== PROVIDED ENTRIES ==
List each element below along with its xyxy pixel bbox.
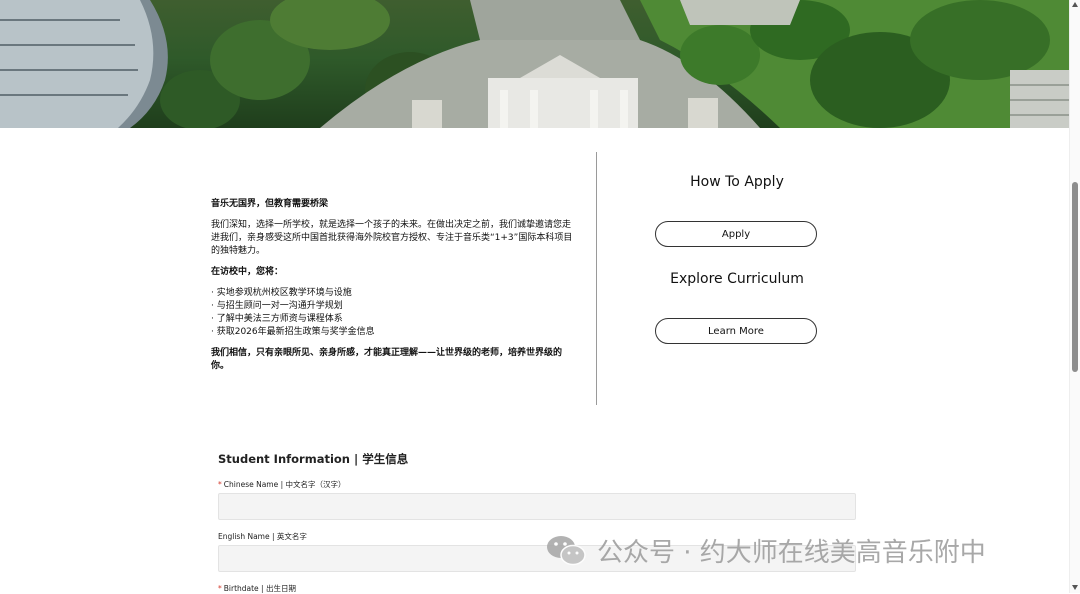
- apply-button[interactable]: Apply: [655, 221, 817, 247]
- required-mark: *: [218, 584, 222, 593]
- scroll-down-arrow-icon[interactable]: [1072, 585, 1078, 590]
- english-name-label: English Name | 英文名字: [218, 532, 307, 541]
- chinese-name-input[interactable]: [218, 493, 856, 520]
- scroll-up-arrow-icon[interactable]: [1072, 2, 1078, 7]
- explore-curriculum-title: Explore Curriculum: [670, 271, 804, 287]
- watermark-text: 公众号 · 约大师在线美高音乐附中: [597, 537, 986, 568]
- vertical-divider: [596, 152, 597, 405]
- bullet-item: · 了解中美法三方师资与课程体系: [211, 314, 343, 324]
- wechat-icon: [547, 536, 586, 566]
- bullet-item: · 与招生顾问一对一沟通升学规划: [211, 301, 343, 311]
- wechat-watermark: 公众号 · 约大师在线美高音乐附中: [545, 533, 986, 568]
- scrollbar-thumb[interactable]: [1072, 182, 1078, 372]
- student-information-title: Student Information | 学生信息: [218, 452, 409, 466]
- closing-statement: 我们相信，只有亲眼所见、亲身所感，才能真正理解——让世界级的老师，培养世界级的你…: [211, 348, 563, 371]
- bullet-item: · 获取2026年最新招生政策与奖学金信息: [211, 327, 375, 337]
- chinese-name-label: * Chinese Name | 中文名字（汉字）: [218, 480, 346, 489]
- hero-campus-image: [0, 0, 1069, 128]
- bullet-item: · 实地参观杭州校区教学环境与设施: [211, 288, 352, 298]
- campus-aerial-illustration: [0, 0, 1069, 128]
- intro-heading: 音乐无国界，但教育需要桥梁: [211, 199, 329, 209]
- page-scrollbar[interactable]: [1069, 0, 1080, 593]
- intro-paragraph: 我们深知，选择一所学校，就是选择一个孩子的未来。在做出决定之前，我们诚挚邀请您走…: [211, 220, 573, 256]
- visit-intro-text: 音乐无国界，但教育需要桥梁 我们深知，选择一所学校，就是选择一个孩子的未来。在做…: [211, 198, 576, 373]
- how-to-apply-title: How To Apply: [690, 174, 784, 190]
- learn-more-button[interactable]: Learn More: [655, 318, 817, 344]
- birthdate-label: * Birthdate | 出生日期: [218, 584, 296, 593]
- required-mark: *: [218, 480, 222, 489]
- visit-heading: 在访校中，您将：: [211, 267, 284, 277]
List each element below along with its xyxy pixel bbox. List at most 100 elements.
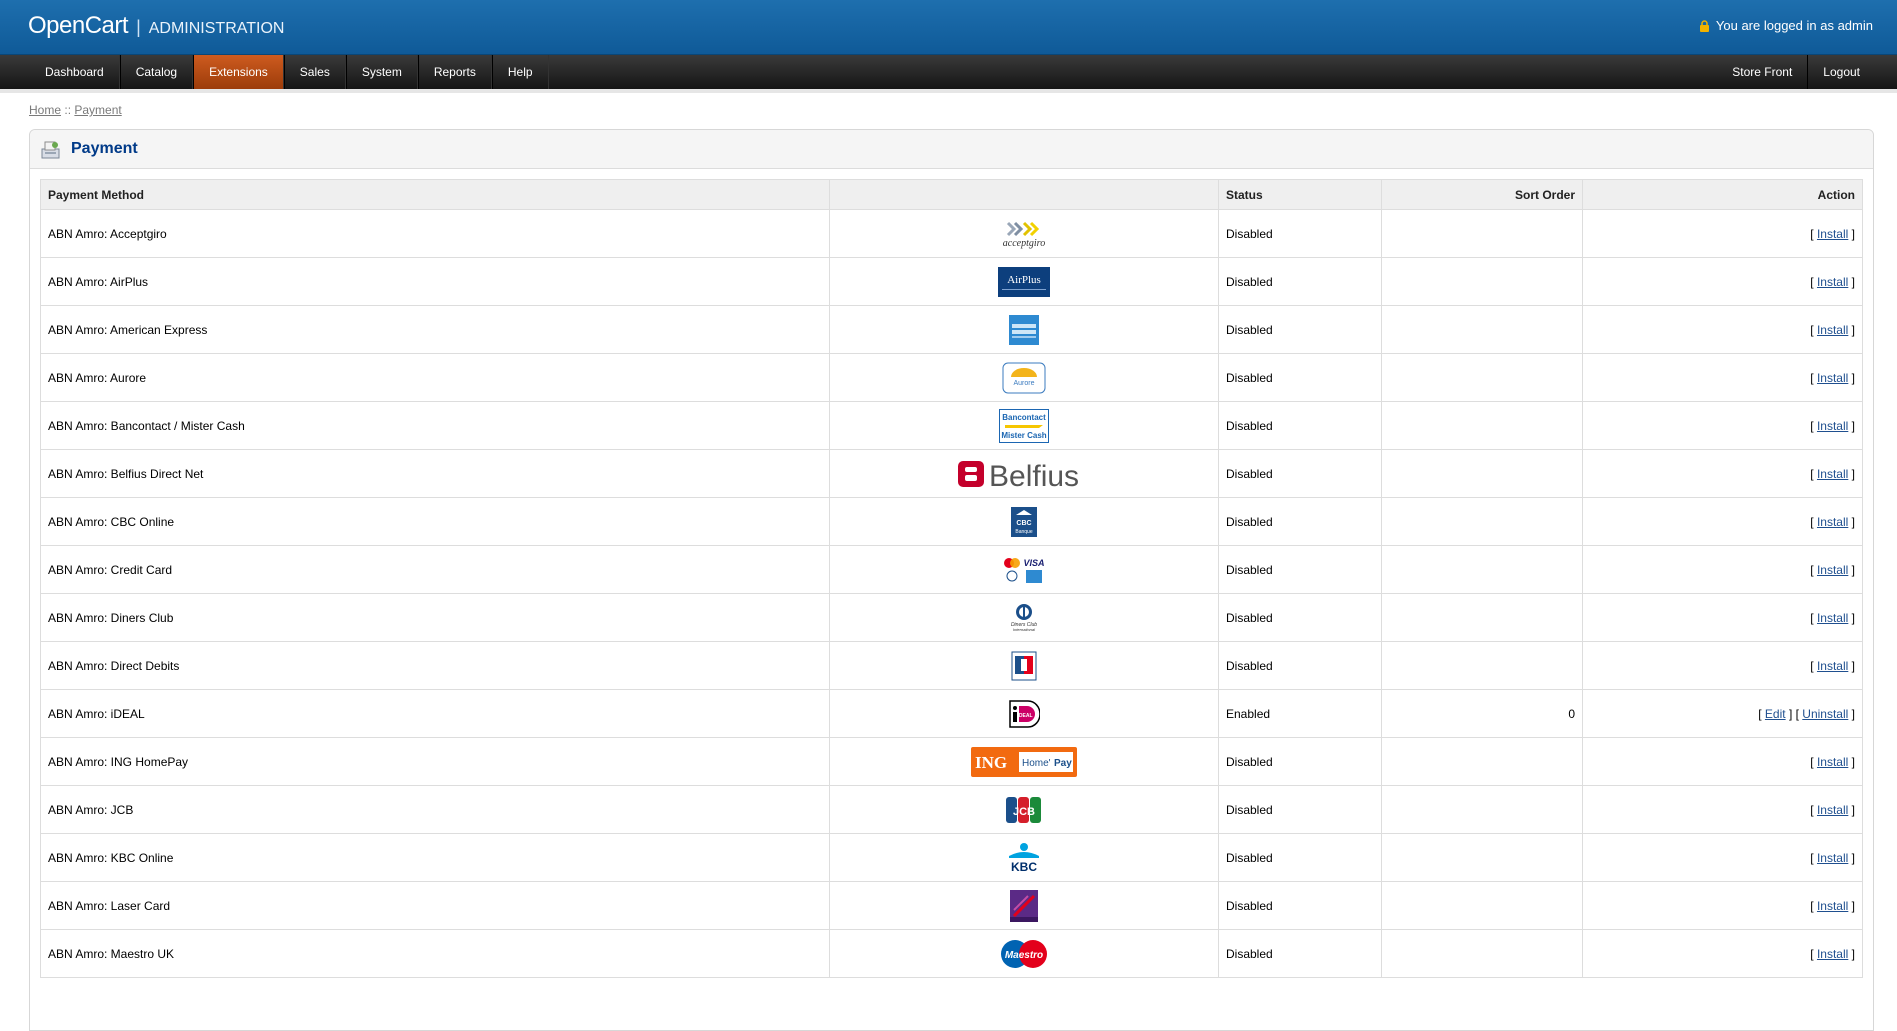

== WORK TO DO ==
Copy out the lines verbatim, from the line that contains "- apply-button[interactable]: Apply: [655, 221, 817, 247]" through the one that contains "- english-name-label: English", including both.

== ANSWER FOR THE TASK ==
- apply-button[interactable]: Apply: [655, 221, 817, 247]
- required-mark: *: [218, 584, 222, 593]
- scroll-down-arrow-icon[interactable]: [1072, 585, 1078, 590]
- english-name-label: English Name | 英文名字: [218, 532, 307, 541]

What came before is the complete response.